## WORK TO DO
Without skipping anything, write out each record below exactly.

(Dataset excerpts)
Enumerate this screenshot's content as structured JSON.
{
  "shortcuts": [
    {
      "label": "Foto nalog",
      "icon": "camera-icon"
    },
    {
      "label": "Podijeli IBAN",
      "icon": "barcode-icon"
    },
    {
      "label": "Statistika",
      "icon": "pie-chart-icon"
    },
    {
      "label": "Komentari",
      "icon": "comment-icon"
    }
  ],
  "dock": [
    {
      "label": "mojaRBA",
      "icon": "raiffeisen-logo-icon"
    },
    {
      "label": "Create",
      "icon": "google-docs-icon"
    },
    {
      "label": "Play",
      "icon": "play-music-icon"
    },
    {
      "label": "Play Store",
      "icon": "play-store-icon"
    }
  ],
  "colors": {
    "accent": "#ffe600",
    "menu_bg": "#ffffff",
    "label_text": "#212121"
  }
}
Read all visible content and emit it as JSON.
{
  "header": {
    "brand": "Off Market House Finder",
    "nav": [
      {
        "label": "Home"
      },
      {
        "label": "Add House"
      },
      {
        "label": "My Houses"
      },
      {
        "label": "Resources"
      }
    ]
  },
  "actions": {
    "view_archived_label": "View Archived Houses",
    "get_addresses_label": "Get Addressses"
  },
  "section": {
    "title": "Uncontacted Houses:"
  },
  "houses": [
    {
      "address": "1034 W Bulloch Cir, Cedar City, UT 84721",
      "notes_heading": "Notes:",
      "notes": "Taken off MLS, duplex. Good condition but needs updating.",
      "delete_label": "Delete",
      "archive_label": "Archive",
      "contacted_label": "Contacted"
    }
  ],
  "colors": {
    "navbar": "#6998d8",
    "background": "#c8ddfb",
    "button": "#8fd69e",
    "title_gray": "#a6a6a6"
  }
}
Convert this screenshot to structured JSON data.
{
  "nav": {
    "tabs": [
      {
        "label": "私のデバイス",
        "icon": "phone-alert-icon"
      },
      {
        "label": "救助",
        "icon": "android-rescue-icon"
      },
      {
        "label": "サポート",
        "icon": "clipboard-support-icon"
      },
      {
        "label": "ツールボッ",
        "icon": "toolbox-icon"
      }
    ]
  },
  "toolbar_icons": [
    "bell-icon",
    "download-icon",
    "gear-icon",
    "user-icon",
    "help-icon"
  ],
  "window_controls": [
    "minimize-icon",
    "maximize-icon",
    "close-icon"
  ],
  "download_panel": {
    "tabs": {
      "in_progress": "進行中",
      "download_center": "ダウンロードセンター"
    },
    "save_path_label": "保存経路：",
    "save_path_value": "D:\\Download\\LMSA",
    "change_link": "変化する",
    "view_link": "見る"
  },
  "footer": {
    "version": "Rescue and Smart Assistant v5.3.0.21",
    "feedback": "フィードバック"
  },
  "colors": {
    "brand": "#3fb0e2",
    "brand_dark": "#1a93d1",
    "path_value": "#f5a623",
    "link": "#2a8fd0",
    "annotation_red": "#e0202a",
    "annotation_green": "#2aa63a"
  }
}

## COMPLETED TASK
Enumerate this screenshot's content as structured JSON.
{
  "shortcuts": [
    {
      "label": "Foto nalog",
      "icon": "camera-icon"
    },
    {
      "label": "Podijeli IBAN",
      "icon": "barcode-icon"
    },
    {
      "label": "Statistika",
      "icon": "pie-chart-icon"
    },
    {
      "label": "Komentari",
      "icon": "comment-icon"
    }
  ],
  "dock": [
    {
      "label": "mojaRBA",
      "icon": "raiffeisen-logo-icon"
    },
    {
      "label": "Create",
      "icon": "google-docs-icon"
    },
    {
      "label": "Play",
      "icon": "play-music-icon"
    },
    {
      "label": "Play Store",
      "icon": "play-store-icon"
    }
  ],
  "colors": {
    "accent": "#ffe600",
    "menu_bg": "#ffffff",
    "label_text": "#212121"
  }
}
Read all visible content and emit it as JSON.
{
  "header": {
    "brand": "Off Market House Finder",
    "nav": [
      {
        "label": "Home"
      },
      {
        "label": "Add House"
      },
      {
        "label": "My Houses"
      },
      {
        "label": "Resources"
      }
    ]
  },
  "actions": {
    "view_archived_label": "View Archived Houses",
    "get_addresses_label": "Get Addressses"
  },
  "section": {
    "title": "Uncontacted Houses:"
  },
  "houses": [
    {
      "address": "1034 W Bulloch Cir, Cedar City, UT 84721",
      "notes_heading": "Notes:",
      "notes": "Taken off MLS, duplex. Good condition but needs updating.",
      "delete_label": "Delete",
      "archive_label": "Archive",
      "contacted_label": "Contacted"
    }
  ],
  "colors": {
    "navbar": "#6998d8",
    "background": "#c8ddfb",
    "button": "#8fd69e",
    "title_gray": "#a6a6a6"
  }
}
Convert this screenshot to structured JSON data.
{
  "nav": {
    "tabs": [
      {
        "label": "私のデバイス",
        "icon": "phone-alert-icon"
      },
      {
        "label": "救助",
        "icon": "android-rescue-icon"
      },
      {
        "label": "サポート",
        "icon": "clipboard-support-icon"
      },
      {
        "label": "ツールボッ",
        "icon": "toolbox-icon"
      }
    ]
  },
  "toolbar_icons": [
    "bell-icon",
    "download-icon",
    "gear-icon",
    "user-icon",
    "help-icon"
  ],
  "window_controls": [
    "minimize-icon",
    "maximize-icon",
    "close-icon"
  ],
  "download_panel": {
    "tabs": {
      "in_progress": "進行中",
      "download_center": "ダウンロードセンター"
    },
    "save_path_label": "保存経路：",
    "save_path_value": "D:\\Download\\LMSA",
    "change_link": "変化する",
    "view_link": "見る"
  },
  "footer": {
    "version": "Rescue and Smart Assistant v5.3.0.21",
    "feedback": "フィードバック"
  },
  "colors": {
    "brand": "#3fb0e2",
    "brand_dark": "#1a93d1",
    "path_value": "#f5a623",
    "link": "#2a8fd0",
    "annotation_red": "#e0202a",
    "annotation_green": "#2aa63a"
  }
}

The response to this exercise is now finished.